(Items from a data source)
▬▬▬

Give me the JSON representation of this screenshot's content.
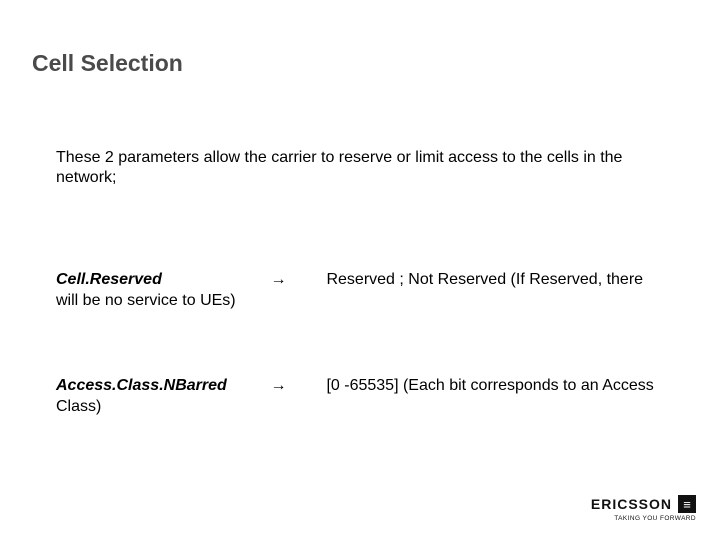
{
  "title": "Cell Selection",
  "intro": "These 2 parameters allow the carrier to reserve or limit access to the cells in the network;",
  "params": {
    "cellReserved": {
      "name": "Cell.Reserved",
      "arrow": "→",
      "desc": "Reserved ; Not Reserved (If Reserved, there will be no service to UEs)"
    },
    "accessClass": {
      "name": "Access.Class.NBarred",
      "arrow": "→",
      "desc": "[0 -65535] (Each bit corresponds to an Access Class)"
    }
  },
  "footer": {
    "brand": "ERICSSON",
    "logoGlyph": "≡",
    "tagline": "TAKING YOU FORWARD"
  }
}
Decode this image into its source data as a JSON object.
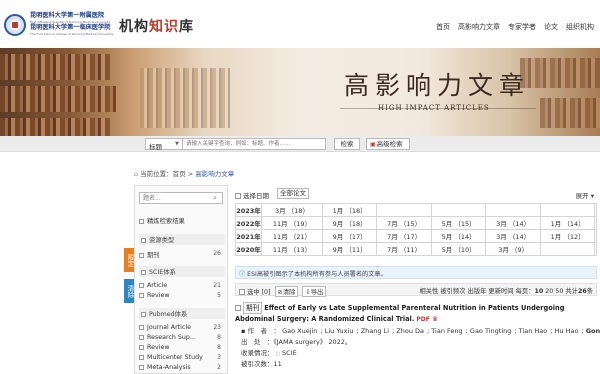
{
  "header": {
    "logo_line1": "昆明医科大学第一附属医院",
    "logo_line2": "昆明医科大学第一临床医学院",
    "logo_en_1": "First Affiliated Hospital of Kunming Medical University",
    "logo_en_2": "The First Clinical College of Kunming Medical University",
    "title_plain_a": "机构",
    "title_accent": "知识",
    "title_plain_b": "库",
    "nav": [
      "首页",
      "高影响力文章",
      "专家学者",
      "论文",
      "组织机构"
    ]
  },
  "banner": {
    "title_cn": "高影响力文章",
    "title_en": "HIGH IMPACT ARTICLES"
  },
  "search": {
    "field_select": "标题",
    "placeholder": "请输入关键字查询，例如：标题、作者……",
    "search_button": "检索",
    "advanced_button": "高级检索"
  },
  "breadcrumb": {
    "prefix": "当前位置：",
    "home": "首页",
    "separator": ">",
    "current": "高影响力文章"
  },
  "sidebar": {
    "search_placeholder": "题名...",
    "refine_label": "精炼检索结果",
    "groups": [
      {
        "label": "资源类型",
        "items": [
          {
            "label": "期刊",
            "count": "26"
          }
        ]
      },
      {
        "label": "SCIE体系",
        "items": [
          {
            "label": "Article",
            "count": "21"
          },
          {
            "label": "Review",
            "count": "5"
          }
        ]
      },
      {
        "label": "Pubmed体系",
        "items": [
          {
            "label": "Journal Article",
            "count": "23"
          },
          {
            "label": "Research Sup...",
            "count": "8"
          },
          {
            "label": "Review",
            "count": "8"
          },
          {
            "label": "Multicenter Study",
            "count": "3"
          },
          {
            "label": "Meta-Analysis",
            "count": "2"
          }
        ]
      }
    ],
    "tab_limit": "限定",
    "tab_clear": "清除"
  },
  "main": {
    "select_date": "选择日期",
    "all_papers": "全部论文",
    "expand": "展开",
    "date_rows": [
      {
        "year": "2023年",
        "cells": [
          "3月 （18）",
          "1月 （18）",
          "",
          "",
          "",
          "",
          ""
        ]
      },
      {
        "year": "2022年",
        "cells": [
          "11月 （19）",
          "9月 （18）",
          "7月 （15）",
          "5月 （15）",
          "3月 （14）",
          "1月 （14）",
          ""
        ]
      },
      {
        "year": "2021年",
        "cells": [
          "11月 （21）",
          "9月 （17）",
          "7月 （17）",
          "5月 （14）",
          "3月 （14）",
          "1月 （12）",
          ""
        ]
      },
      {
        "year": "2020年",
        "cells": [
          "11月 （13）",
          "9月 （11）",
          "7月 （11）",
          "5月 （10）",
          "3月 （9）",
          "",
          ""
        ]
      }
    ],
    "esi_note": "ESI高被引图示了本机构所有参与人员署名的文章。",
    "toolbar": {
      "select_all": "选中 [0]",
      "clear": "清除",
      "export": "导出",
      "sort_label": "相关性  被引频次  出版年  更新时间",
      "per_page_label": "每页：",
      "per_page_selected": "10",
      "per_page_other": "20  50",
      "total_prefix": "共计",
      "total_count": "26",
      "total_suffix": "条"
    },
    "article": {
      "tag": "期刊",
      "title": "Effect of Early vs Late Supplemental Parenteral Nutrition in Patients Undergoing Abdominal Surgery: A Randomized Clinical Trial.",
      "authors_label": "作　者",
      "authors": [
        "Gao Xuejin",
        "Liu Yuxiu",
        "Zhang Li",
        "Zhou Da",
        "Tian Feng",
        "Gao Tingting",
        "Tian Hao",
        "Hu Hao",
        "Gong Fangy"
      ],
      "source_label": "出　处",
      "source": "《JAMA surgery》 2022。",
      "indexed_label": "收录情况：",
      "indexed": "SCIE",
      "cited_label": "被引次数：",
      "cited": "11"
    }
  }
}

▬▬▬

What to do » Print all of the data exactly, and do not carry over any pictures.

Problem solution »
Give me the JSON representation of this screenshot's content.
{
  "title": "Cell Selection",
  "intro": "These 2 parameters allow the carrier to reserve or limit access to the cells in the network;",
  "params": {
    "cellReserved": {
      "name": "Cell.Reserved",
      "arrow": "→",
      "desc": "Reserved ; Not Reserved (If Reserved, there will be no service to UEs)"
    },
    "accessClass": {
      "name": "Access.Class.NBarred",
      "arrow": "→",
      "desc": "[0 -65535] (Each bit corresponds to an Access Class)"
    }
  },
  "footer": {
    "brand": "ERICSSON",
    "logoGlyph": "≡",
    "tagline": "TAKING YOU FORWARD"
  }
}
Decode this image into its source data as a JSON object.
{
  "header": {
    "logo_line1": "昆明医科大学第一附属医院",
    "logo_line2": "昆明医科大学第一临床医学院",
    "logo_en_1": "First Affiliated Hospital of Kunming Medical University",
    "logo_en_2": "The First Clinical College of Kunming Medical University",
    "title_plain_a": "机构",
    "title_accent": "知识",
    "title_plain_b": "库",
    "nav": [
      "首页",
      "高影响力文章",
      "专家学者",
      "论文",
      "组织机构"
    ]
  },
  "banner": {
    "title_cn": "高影响力文章",
    "title_en": "HIGH IMPACT ARTICLES"
  },
  "search": {
    "field_select": "标题",
    "placeholder": "请输入关键字查询，例如：标题、作者……",
    "search_button": "检索",
    "advanced_button": "高级检索"
  },
  "breadcrumb": {
    "prefix": "当前位置：",
    "home": "首页",
    "separator": ">",
    "current": "高影响力文章"
  },
  "sidebar": {
    "search_placeholder": "题名...",
    "refine_label": "精炼检索结果",
    "groups": [
      {
        "label": "资源类型",
        "items": [
          {
            "label": "期刊",
            "count": "26"
          }
        ]
      },
      {
        "label": "SCIE体系",
        "items": [
          {
            "label": "Article",
            "count": "21"
          },
          {
            "label": "Review",
            "count": "5"
          }
        ]
      },
      {
        "label": "Pubmed体系",
        "items": [
          {
            "label": "Journal Article",
            "count": "23"
          },
          {
            "label": "Research Sup...",
            "count": "8"
          },
          {
            "label": "Review",
            "count": "8"
          },
          {
            "label": "Multicenter Study",
            "count": "3"
          },
          {
            "label": "Meta-Analysis",
            "count": "2"
          }
        ]
      }
    ],
    "tab_limit": "限定",
    "tab_clear": "清除"
  },
  "main": {
    "select_date": "选择日期",
    "all_papers": "全部论文",
    "expand": "展开",
    "date_rows": [
      {
        "year": "2023年",
        "cells": [
          "3月 （18）",
          "1月 （18）",
          "",
          "",
          "",
          "",
          ""
        ]
      },
      {
        "year": "2022年",
        "cells": [
          "11月 （19）",
          "9月 （18）",
          "7月 （15）",
          "5月 （15）",
          "3月 （14）",
          "1月 （14）",
          ""
        ]
      },
      {
        "year": "2021年",
        "cells": [
          "11月 （21）",
          "9月 （17）",
          "7月 （17）",
          "5月 （14）",
          "3月 （14）",
          "1月 （12）",
          ""
        ]
      },
      {
        "year": "2020年",
        "cells": [
          "11月 （13）",
          "9月 （11）",
          "7月 （11）",
          "5月 （10）",
          "3月 （9）",
          "",
          ""
        ]
      }
    ],
    "esi_note": "ESI高被引图示了本机构所有参与人员署名的文章。",
    "toolbar": {
      "select_all": "选中 [0]",
      "clear": "清除",
      "export": "导出",
      "sort_label": "相关性  被引频次  出版年  更新时间",
      "per_page_label": "每页：",
      "per_page_selected": "10",
      "per_page_other": "20  50",
      "total_prefix": "共计",
      "total_count": "26",
      "total_suffix": "条"
    },
    "article": {
      "tag": "期刊",
      "title": "Effect of Early vs Late Supplemental Parenteral Nutrition in Patients Undergoing Abdominal Surgery: A Randomized Clinical Trial.",
      "authors_label": "作　者",
      "authors": [
        "Gao Xuejin",
        "Liu Yuxiu",
        "Zhang Li",
        "Zhou Da",
        "Tian Feng",
        "Gao Tingting",
        "Tian Hao",
        "Hu Hao",
        "Gong Fangy"
      ],
      "source_label": "出　处",
      "source": "《JAMA surgery》 2022。",
      "indexed_label": "收录情况：",
      "indexed": "SCIE",
      "cited_label": "被引次数：",
      "cited": "11"
    }
  }
}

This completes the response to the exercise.